AIM: Gather up all lines that carry the word "this".

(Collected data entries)
━━━━━━━━━━━━━━━━
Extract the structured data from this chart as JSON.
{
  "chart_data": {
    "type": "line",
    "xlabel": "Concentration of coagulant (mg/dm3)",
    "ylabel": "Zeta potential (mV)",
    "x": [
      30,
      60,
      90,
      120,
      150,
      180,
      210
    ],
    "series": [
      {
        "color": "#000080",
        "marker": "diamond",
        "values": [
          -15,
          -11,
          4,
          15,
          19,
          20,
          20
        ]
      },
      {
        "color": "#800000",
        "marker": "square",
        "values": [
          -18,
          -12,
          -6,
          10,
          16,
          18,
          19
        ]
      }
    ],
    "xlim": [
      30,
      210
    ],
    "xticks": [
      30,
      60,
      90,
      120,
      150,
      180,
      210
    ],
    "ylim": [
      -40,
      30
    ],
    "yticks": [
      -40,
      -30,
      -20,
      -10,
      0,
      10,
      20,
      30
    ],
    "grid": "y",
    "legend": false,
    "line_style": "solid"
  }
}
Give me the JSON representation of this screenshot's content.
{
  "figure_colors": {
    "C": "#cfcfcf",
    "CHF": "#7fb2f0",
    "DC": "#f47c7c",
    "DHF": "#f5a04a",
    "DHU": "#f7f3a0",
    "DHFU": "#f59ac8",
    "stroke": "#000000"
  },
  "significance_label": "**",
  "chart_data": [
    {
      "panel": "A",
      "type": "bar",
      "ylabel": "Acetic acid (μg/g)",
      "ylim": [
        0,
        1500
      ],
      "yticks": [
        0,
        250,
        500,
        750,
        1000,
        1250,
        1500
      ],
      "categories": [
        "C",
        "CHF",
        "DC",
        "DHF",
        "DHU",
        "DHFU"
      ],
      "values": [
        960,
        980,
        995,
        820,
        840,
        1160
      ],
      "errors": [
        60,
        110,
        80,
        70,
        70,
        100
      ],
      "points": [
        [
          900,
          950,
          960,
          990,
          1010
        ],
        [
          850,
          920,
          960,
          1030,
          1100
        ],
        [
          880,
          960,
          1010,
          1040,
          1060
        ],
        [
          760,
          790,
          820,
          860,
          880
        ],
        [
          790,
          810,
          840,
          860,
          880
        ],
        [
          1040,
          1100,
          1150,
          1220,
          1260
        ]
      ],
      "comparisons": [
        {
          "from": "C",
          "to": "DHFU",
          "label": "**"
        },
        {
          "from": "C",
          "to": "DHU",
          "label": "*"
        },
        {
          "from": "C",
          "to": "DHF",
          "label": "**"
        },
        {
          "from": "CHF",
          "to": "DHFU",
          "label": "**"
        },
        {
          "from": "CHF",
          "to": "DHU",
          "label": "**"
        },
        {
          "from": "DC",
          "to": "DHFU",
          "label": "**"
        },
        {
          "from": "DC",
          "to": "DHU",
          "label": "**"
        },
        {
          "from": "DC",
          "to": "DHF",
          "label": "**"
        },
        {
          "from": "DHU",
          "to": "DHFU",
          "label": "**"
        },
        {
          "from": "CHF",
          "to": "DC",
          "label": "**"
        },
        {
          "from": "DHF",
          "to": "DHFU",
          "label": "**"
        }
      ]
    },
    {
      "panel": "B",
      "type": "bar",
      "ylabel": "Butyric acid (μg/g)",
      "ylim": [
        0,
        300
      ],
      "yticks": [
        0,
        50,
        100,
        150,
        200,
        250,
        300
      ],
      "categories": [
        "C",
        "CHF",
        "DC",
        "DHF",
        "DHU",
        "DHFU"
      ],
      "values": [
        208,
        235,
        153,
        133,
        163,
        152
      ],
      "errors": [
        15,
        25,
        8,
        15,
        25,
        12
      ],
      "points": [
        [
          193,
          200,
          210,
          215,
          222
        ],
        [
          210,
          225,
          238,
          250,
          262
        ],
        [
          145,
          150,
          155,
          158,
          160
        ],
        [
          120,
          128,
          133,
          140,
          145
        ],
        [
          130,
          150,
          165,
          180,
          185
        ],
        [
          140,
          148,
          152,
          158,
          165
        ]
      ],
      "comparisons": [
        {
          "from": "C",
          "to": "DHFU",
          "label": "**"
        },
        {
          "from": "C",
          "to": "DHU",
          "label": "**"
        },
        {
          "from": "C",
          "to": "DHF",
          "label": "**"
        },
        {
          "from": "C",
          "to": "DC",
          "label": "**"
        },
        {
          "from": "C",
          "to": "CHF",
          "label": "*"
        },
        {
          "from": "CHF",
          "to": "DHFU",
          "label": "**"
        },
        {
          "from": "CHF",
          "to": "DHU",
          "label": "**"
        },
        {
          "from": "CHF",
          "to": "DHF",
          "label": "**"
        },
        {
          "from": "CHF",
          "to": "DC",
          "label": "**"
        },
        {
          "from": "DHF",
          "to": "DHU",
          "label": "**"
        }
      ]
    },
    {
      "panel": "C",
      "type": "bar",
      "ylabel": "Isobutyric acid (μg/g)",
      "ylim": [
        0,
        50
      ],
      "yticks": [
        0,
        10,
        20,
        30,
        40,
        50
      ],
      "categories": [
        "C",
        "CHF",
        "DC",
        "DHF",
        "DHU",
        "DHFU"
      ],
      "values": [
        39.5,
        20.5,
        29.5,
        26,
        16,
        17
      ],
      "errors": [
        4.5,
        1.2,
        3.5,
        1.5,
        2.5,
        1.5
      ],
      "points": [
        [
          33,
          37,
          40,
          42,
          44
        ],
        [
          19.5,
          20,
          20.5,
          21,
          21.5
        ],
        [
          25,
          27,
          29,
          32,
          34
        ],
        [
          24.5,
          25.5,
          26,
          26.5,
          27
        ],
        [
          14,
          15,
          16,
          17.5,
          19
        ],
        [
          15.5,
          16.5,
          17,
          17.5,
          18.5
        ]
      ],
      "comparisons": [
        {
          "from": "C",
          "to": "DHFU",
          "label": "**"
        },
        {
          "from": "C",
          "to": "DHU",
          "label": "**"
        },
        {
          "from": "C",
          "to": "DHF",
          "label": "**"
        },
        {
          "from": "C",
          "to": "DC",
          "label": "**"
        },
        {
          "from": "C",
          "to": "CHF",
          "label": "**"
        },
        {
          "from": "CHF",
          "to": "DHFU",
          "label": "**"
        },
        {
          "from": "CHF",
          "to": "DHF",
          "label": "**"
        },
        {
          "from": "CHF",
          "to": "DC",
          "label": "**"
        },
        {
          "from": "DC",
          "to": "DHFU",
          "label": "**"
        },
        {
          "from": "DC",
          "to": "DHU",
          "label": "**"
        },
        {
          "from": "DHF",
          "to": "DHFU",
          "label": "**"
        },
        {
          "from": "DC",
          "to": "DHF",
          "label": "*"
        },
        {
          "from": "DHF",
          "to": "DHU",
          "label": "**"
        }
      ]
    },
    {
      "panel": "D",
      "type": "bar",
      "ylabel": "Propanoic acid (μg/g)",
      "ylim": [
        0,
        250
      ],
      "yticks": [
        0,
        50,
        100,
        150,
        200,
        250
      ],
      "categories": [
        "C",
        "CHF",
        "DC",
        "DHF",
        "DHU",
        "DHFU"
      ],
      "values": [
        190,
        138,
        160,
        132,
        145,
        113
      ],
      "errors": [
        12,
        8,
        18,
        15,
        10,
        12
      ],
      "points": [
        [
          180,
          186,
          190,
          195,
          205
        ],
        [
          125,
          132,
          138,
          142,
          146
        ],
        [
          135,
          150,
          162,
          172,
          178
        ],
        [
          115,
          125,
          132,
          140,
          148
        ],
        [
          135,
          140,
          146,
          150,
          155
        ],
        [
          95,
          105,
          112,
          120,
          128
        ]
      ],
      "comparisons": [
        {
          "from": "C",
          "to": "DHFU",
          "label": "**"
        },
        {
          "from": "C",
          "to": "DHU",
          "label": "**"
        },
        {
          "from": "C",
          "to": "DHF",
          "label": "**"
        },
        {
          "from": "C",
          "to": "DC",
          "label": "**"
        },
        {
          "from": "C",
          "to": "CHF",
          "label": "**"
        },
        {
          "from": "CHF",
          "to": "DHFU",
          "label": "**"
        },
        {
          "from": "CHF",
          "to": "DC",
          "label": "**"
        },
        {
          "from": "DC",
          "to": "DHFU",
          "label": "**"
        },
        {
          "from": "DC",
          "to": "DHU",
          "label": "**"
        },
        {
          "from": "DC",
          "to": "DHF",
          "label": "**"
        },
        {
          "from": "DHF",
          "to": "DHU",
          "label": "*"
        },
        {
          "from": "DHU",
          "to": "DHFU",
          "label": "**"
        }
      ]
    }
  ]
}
━━━━━━━━━━━━━━━━
ANSWER TO THE EXERCISE:
Extract the structured data from this chart as JSON.
Give me the JSON representation of this screenshot's content.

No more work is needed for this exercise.